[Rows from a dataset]

::::::::::

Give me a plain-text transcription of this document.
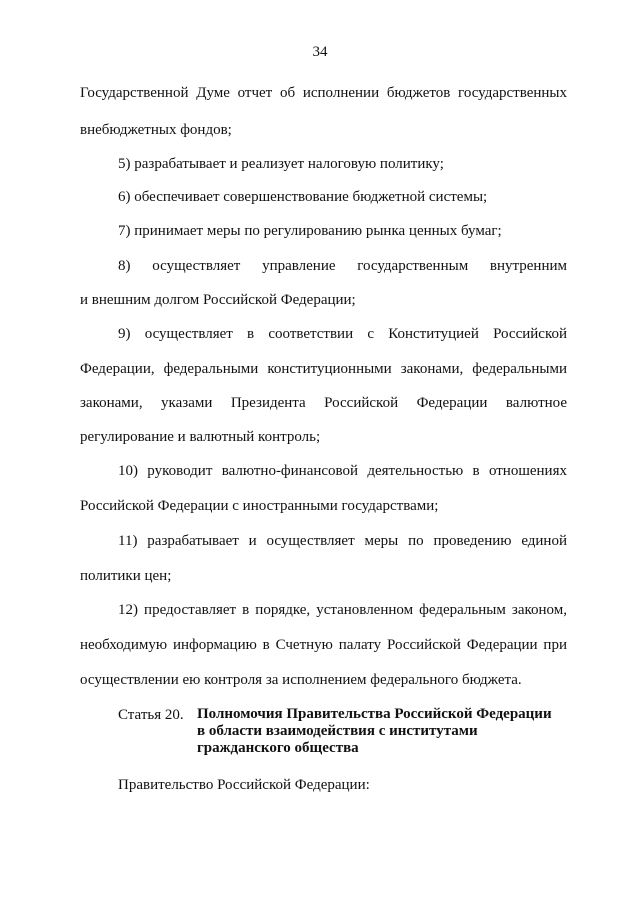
34
Государственной Думе отчет об исполнении бюджетов государственных
внебюджетных фондов;
5) разрабатывает и реализует налоговую политику;
6) обеспечивает совершенствование бюджетной системы;
7) принимает меры по регулированию рынка ценных бумаг;
8) осуществляет управление государственным внутренним
и внешним долгом Российской Федерации;
9) осуществляет в соответствии с Конституцией Российской
Федерации, федеральными конституционными законами, федеральными
законами, указами Президента Российской Федерации валютное
регулирование и валютный контроль;
10) руководит валютно-финансовой деятельностью в отношениях
Российской Федерации с иностранными государствами;
11) разрабатывает и осуществляет меры по проведению единой
политики цен;
12) предоставляет в порядке, установленном федеральным законом,
необходимую информацию в Счетную палату Российской Федерации при
осуществлении ею контроля за исполнением федерального бюджета.
Статья 20. Полномочия Правительства Российской Федерации
в области взаимодействия с институтами
гражданского общества
Правительство Российской Федерации:
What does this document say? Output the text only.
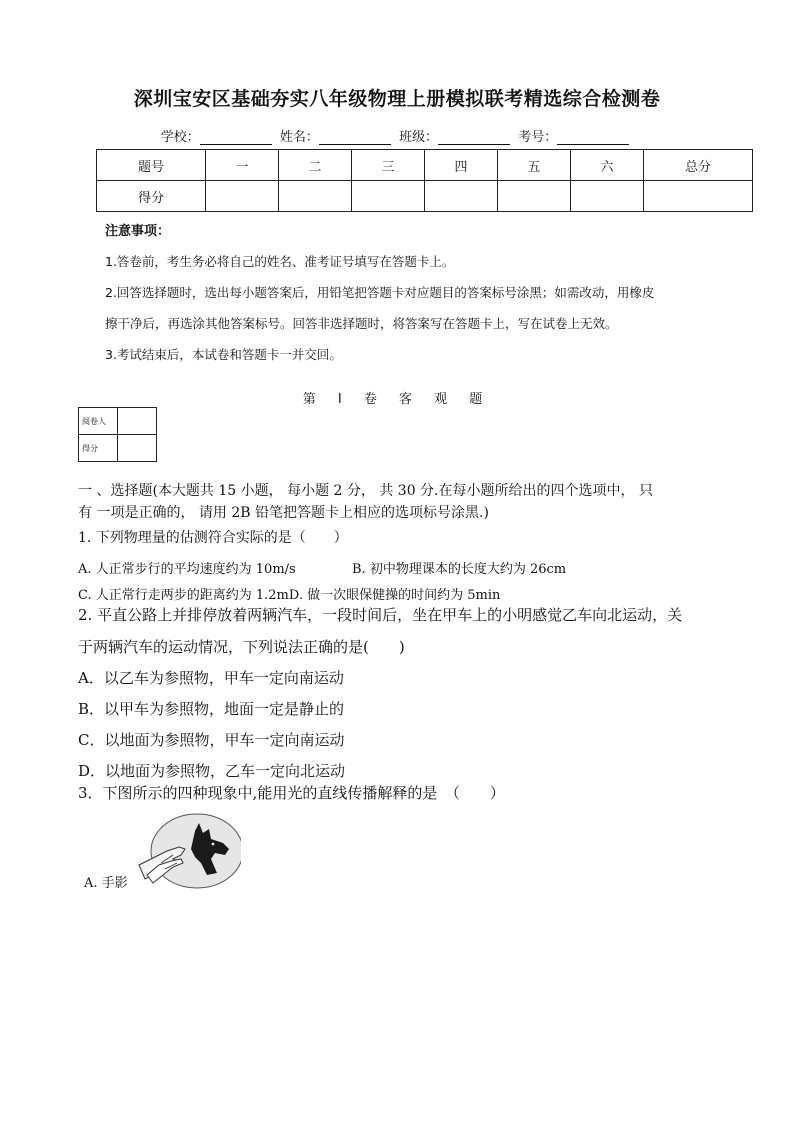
深圳宝安区基础夯实八年级物理上册模拟联考精选综合检测卷
学校：	姓名：	班级：	考号：
题号	一	二	三	四	五	六	总分
得分							
注意事项：
1.答卷前，考生务必将自己的姓名、准考证号填写在答题卡上。
2.回答选择题时，选出每小题答案后，用铅笔把答题卡对应题目的答案标号涂黑；如需改动，用橡皮
擦干净后，再选涂其他答案标号。回答非选择题时，将答案写在答题卡上，写在试卷上无效。
3.考试结束后，本试卷和答题卡一并交回。
第 I 卷 客 观 题
阅卷人	
得分	
一 、选择题(本大题共 15 小题， 每小题 2 分， 共 30 分.在每小题所给出的四个选项中， 只
有 一项是正确的， 请用 2B 铅笔把答题卡上相应的选项标号涂黑.)
1. 下列物理量的估测符合实际的是（　　）
A. 人正常步行的平均速度约为 10m/s	B. 初中物理课本的长度大约为 26cm
C. 人正常行走两步的距离约为 1.2mD. 做一次眼保健操的时间约为 5min
2. 平直公路上并排停放着两辆汽车，一段时间后，坐在甲车上的小明感觉乙车向北运动，关
于两辆汽车的运动情况，下列说法正确的是(　　)
A．以乙车为参照物，甲车一定向南运动
B．以甲车为参照物，地面一定是静止的
C．以地面为参照物，甲车一定向南运动
D．以地面为参照物，乙车一定向北运动
3．下图所示的四种现象中,能用光的直线传播解释的是　（　　）
A. 手影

::::::::::

### REQUEST
Leaving out the pictures, repeat the data above exactly.

### ANSWER TO THE TASK
Give me a plain-text transcription of this document.
34
Государственной Думе отчет об исполнении бюджетов государственных
внебюджетных фондов;
5) разрабатывает и реализует налоговую политику;
6) обеспечивает совершенствование бюджетной системы;
7) принимает меры по регулированию рынка ценных бумаг;
8) осуществляет управление государственным внутренним
и внешним долгом Российской Федерации;
9) осуществляет в соответствии с Конституцией Российской
Федерации, федеральными конституционными законами, федеральными
законами, указами Президента Российской Федерации валютное
регулирование и валютный контроль;
10) руководит валютно-финансовой деятельностью в отношениях
Российской Федерации с иностранными государствами;
11) разрабатывает и осуществляет меры по проведению единой
политики цен;
12) предоставляет в порядке, установленном федеральным законом,
необходимую информацию в Счетную палату Российской Федерации при
осуществлении ею контроля за исполнением федерального бюджета.
Статья 20. Полномочия Правительства Российской Федерации
в области взаимодействия с институтами
гражданского общества
Правительство Российской Федерации:
What does this document say? Output the text only.
深圳宝安区基础夯实八年级物理上册模拟联考精选综合检测卷
学校：	姓名：	班级：	考号：
题号	一	二	三	四	五	六	总分
得分							
注意事项：
1.答卷前，考生务必将自己的姓名、准考证号填写在答题卡上。
2.回答选择题时，选出每小题答案后，用铅笔把答题卡对应题目的答案标号涂黑；如需改动，用橡皮
擦干净后，再选涂其他答案标号。回答非选择题时，将答案写在答题卡上，写在试卷上无效。
3.考试结束后，本试卷和答题卡一并交回。
第 I 卷 客 观 题
阅卷人	
得分	
一 、选择题(本大题共 15 小题， 每小题 2 分， 共 30 分.在每小题所给出的四个选项中， 只
有 一项是正确的， 请用 2B 铅笔把答题卡上相应的选项标号涂黑.)
1. 下列物理量的估测符合实际的是（　　）
A. 人正常步行的平均速度约为 10m/s	B. 初中物理课本的长度大约为 26cm
C. 人正常行走两步的距离约为 1.2mD. 做一次眼保健操的时间约为 5min
2. 平直公路上并排停放着两辆汽车，一段时间后，坐在甲车上的小明感觉乙车向北运动，关
于两辆汽车的运动情况，下列说法正确的是(　　)
A．以乙车为参照物，甲车一定向南运动
B．以甲车为参照物，地面一定是静止的
C．以地面为参照物，甲车一定向南运动
D．以地面为参照物，乙车一定向北运动
3．下图所示的四种现象中,能用光的直线传播解释的是　（　　）
A. 手影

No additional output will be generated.